── Data shown

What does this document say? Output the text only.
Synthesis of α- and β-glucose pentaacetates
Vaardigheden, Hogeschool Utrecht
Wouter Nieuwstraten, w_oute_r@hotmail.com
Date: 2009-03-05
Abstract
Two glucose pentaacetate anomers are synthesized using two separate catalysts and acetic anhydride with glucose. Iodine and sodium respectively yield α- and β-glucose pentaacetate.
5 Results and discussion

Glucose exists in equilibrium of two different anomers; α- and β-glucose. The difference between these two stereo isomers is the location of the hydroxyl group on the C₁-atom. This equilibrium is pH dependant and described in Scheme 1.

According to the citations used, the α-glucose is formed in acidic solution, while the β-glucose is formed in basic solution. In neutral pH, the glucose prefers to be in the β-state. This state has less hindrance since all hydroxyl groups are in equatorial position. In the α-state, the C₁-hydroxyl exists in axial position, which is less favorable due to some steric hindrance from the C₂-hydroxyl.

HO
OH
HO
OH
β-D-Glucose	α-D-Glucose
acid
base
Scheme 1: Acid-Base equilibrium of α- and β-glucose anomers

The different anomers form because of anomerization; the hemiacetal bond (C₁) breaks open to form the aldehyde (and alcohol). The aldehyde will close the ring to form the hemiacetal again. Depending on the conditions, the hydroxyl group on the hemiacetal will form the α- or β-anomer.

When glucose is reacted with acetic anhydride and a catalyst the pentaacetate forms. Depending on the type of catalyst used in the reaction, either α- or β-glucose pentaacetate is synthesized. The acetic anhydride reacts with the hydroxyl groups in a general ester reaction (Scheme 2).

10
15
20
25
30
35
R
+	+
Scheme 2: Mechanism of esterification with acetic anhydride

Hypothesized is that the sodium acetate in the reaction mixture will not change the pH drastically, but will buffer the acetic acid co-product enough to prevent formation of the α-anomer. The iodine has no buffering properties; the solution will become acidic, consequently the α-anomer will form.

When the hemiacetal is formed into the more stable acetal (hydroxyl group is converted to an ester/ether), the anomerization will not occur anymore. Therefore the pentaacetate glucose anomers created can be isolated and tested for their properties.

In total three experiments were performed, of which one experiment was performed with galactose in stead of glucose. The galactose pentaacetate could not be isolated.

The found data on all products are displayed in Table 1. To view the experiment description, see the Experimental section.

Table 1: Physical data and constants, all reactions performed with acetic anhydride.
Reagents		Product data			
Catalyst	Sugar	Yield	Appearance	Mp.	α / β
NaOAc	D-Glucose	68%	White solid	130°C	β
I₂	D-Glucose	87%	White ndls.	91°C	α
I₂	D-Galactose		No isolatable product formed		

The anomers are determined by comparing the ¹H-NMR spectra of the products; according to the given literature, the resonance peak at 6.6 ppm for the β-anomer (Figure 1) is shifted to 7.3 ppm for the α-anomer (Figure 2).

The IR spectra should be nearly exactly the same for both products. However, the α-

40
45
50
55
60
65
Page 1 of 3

────

**Exercise directions:**
Search the data for "performed". Copy every line that has it.

**Solved problem:**
In total three experiments were performed, of which one experiment was performed with galactose in stead of glucose. The galactose pentaacetate could not be isolated.
Table 1: Physical data and constants, all reactions performed with acetic anhydride.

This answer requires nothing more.